(Dataset items)
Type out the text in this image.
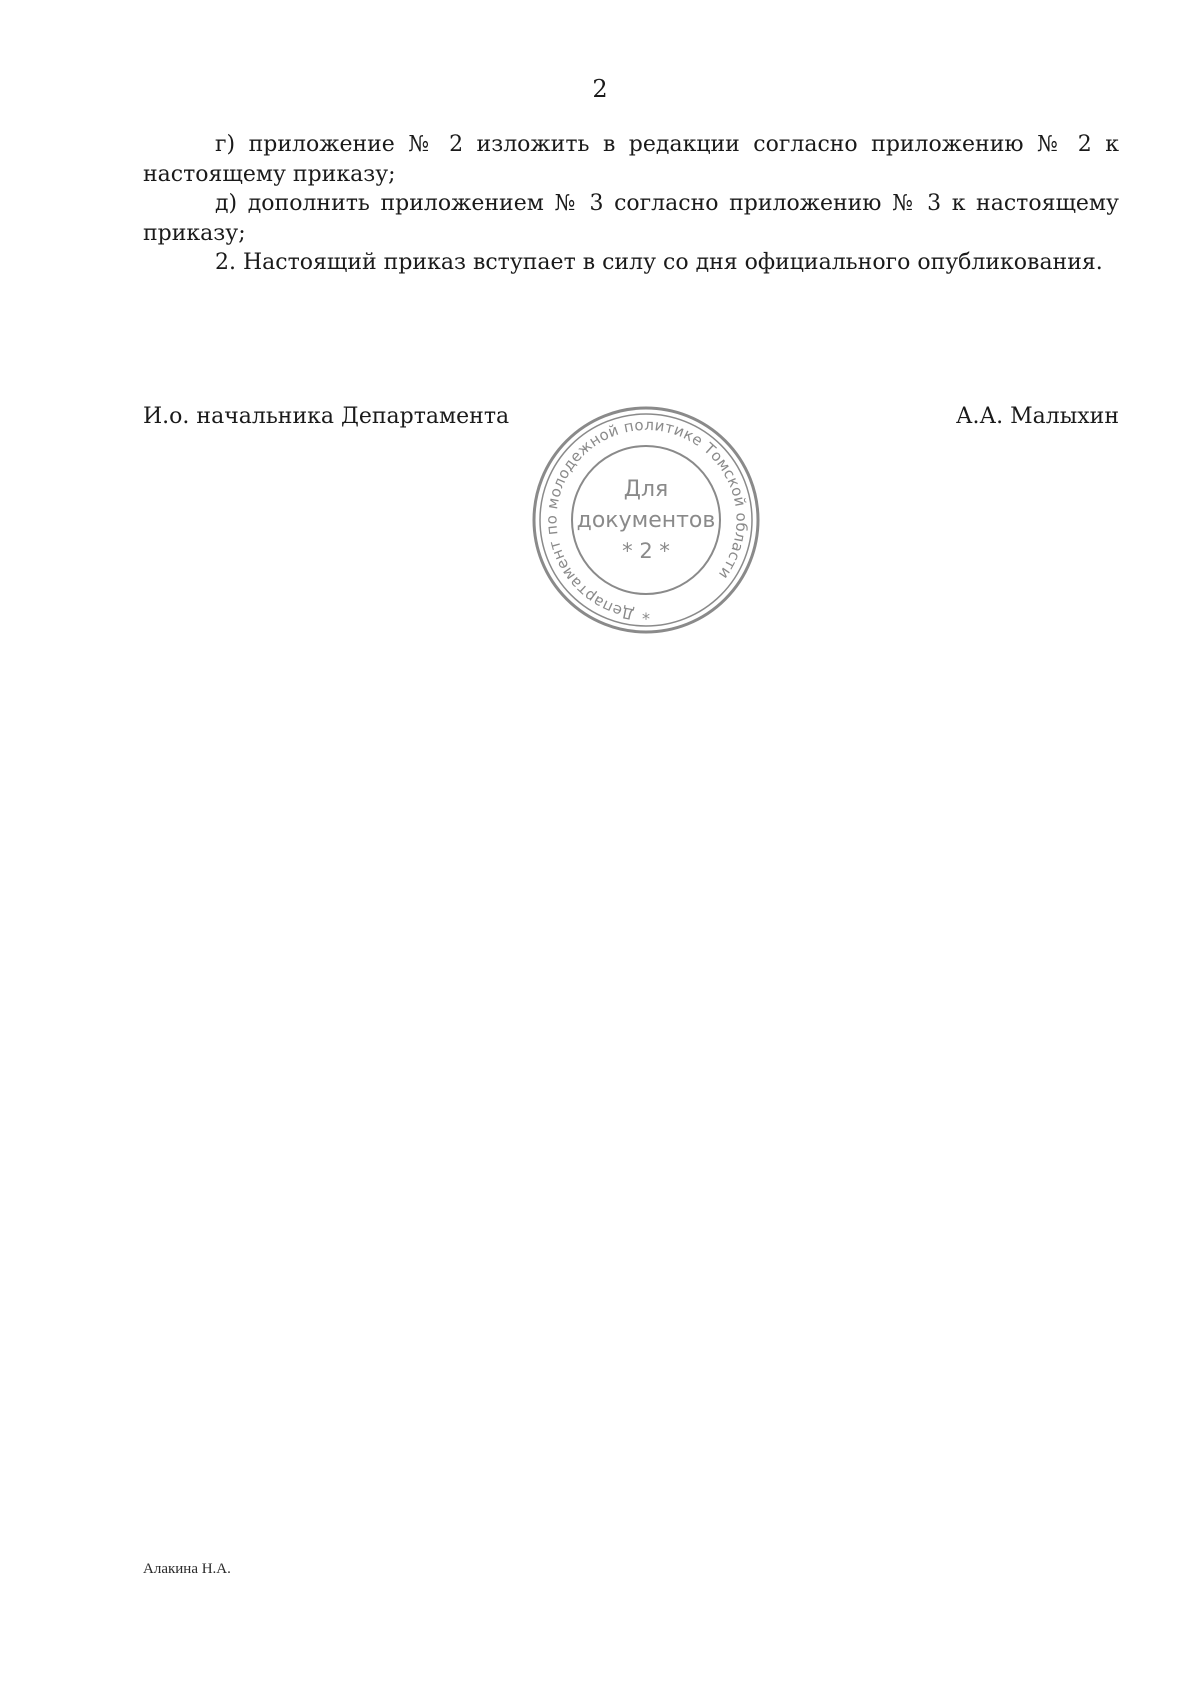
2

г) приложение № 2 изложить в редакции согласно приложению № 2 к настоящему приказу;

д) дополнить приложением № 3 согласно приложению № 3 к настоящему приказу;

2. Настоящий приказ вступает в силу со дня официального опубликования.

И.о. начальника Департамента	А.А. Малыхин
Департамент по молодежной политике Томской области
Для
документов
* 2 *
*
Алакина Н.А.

▶ **What is asked**: Copy out every line in the entries above that holds "согласно".

▶ **Completed exercise**:
г) приложение № 2 изложить в редакции согласно приложению № 2 к настоящему приказу;
д) дополнить приложением № 3 согласно приложению № 3 к настоящему приказу;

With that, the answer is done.